DOCUMENT SEGMENT:
If I am injured, am I entitled to a financial recovery, even though I was not at fault?
The answer is yes. However, how much and whether or not you can collect on that entitlement may be another story.
Over 20 years ago, Florida’s legislature passed the “No Fault Law” to keep non-serious cases out of court. Hence, in order to file a claim or lawsuit for your pain, suffering, inconvenience and/or mental anguish, you must be diagnosed by a physician (medical doctor, doctor of osteopathy, doctor of pediatric medicine or doctor of chiropractic medicine) with a “permanent injury”. Without a diagnosis of “permanent injury” your recovery is limited to your out-of-pocket medical expenses and accident-related future medical expenses to the extent they exceed your personal injury protection benefits. You are also entitled to provable past and future accident-related lost wages to the extent they exceed your PIP benefits.
Sometimes there is insurance (bodily injury insurance) to cover these damages from the person who caused the accident. If he or she is uninsured or underinsured (i.e. has some bodily injury insurance but not enough to cover your damages), you will need to look to your own policy or the policy of the driver of the car in which you were injured to determine whether there is “uninsured motorist coverage”, “U.M.” or “underinsured motorist coverage” “UIM”. This is insurance that may be used to cover your losses in such a situation. If you are covered by U.M. or UIM, you will need written permission to settle with the person who caused the accident or his/her insurance company and to obtain your UM/UIM insurers written waiver of subrogation. This is something your attorney should do for you and is one of the reasons why an attorney should be retained.

DATA FOR REVIEW:
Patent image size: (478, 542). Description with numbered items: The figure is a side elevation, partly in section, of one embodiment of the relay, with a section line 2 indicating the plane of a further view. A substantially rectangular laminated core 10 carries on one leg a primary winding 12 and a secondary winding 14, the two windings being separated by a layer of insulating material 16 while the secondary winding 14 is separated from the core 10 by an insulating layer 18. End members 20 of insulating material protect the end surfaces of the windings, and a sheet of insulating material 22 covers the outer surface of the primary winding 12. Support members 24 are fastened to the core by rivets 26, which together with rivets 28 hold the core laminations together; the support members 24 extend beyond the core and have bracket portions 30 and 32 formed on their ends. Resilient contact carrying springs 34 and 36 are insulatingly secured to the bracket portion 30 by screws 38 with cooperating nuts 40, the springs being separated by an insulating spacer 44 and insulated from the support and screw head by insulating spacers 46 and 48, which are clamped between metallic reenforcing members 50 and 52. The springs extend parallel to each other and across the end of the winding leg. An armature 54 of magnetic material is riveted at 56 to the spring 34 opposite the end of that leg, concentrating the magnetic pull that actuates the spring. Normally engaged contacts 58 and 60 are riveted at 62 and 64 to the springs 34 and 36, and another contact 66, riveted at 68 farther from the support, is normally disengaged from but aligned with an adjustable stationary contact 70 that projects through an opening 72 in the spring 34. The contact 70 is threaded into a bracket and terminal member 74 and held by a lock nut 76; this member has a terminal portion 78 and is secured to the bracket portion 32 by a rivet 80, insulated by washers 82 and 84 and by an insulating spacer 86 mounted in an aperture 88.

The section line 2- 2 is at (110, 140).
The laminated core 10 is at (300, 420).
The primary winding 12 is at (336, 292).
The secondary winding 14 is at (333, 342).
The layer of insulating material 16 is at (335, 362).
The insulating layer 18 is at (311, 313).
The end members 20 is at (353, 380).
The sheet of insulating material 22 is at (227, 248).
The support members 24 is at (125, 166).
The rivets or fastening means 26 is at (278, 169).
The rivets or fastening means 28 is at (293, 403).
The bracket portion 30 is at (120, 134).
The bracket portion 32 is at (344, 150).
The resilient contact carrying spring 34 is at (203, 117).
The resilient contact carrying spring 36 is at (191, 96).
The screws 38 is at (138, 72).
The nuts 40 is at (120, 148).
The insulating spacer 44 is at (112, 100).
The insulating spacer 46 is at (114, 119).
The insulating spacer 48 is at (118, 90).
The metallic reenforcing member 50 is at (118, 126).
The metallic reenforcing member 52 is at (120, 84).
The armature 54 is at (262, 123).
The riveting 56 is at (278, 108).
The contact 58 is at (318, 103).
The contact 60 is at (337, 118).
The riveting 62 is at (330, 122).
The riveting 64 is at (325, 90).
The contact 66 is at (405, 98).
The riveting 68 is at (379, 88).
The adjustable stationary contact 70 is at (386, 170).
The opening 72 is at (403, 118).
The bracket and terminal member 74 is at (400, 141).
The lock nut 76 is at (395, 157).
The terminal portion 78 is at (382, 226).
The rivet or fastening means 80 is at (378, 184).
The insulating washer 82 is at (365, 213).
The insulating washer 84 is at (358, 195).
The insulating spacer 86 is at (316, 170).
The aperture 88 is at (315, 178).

TASKS TO PERFORM:
a. In the text on injury claims, what must a physician diagnose before you can file a claim or lawsuit for pain and suffering?
b. Reproduce, word for word, the part of the text on injury claims that opens with the words containing "The answer is" and closes with "your PIP benefits.".

WRITTEN RESPONSES:
a. A "permanent injury."

b.
The answer is yes. However, how much and whether or not you can collect on that entitlement may be another story.
Over 20 years ago, Florida’s legislature passed the “No Fault Law” to keep non-serious cases out of court. Hence, in order to file a claim or lawsuit for your pain, suffering, inconvenience and/or mental anguish, you must be diagnosed by a physician (medical doctor, doctor of osteopathy, doctor of pediatric medicine or doctor of chiropractic medicine) with a “permanent injury”. Without a diagnosis of “permanent injury” your recovery is limited to your out-of-pocket medical expenses and accident-related future medical expenses to the extent they exceed your personal injury protection benefits. You are also entitled to provable past and future accident-related lost wages to the extent they exceed your PIP benefits.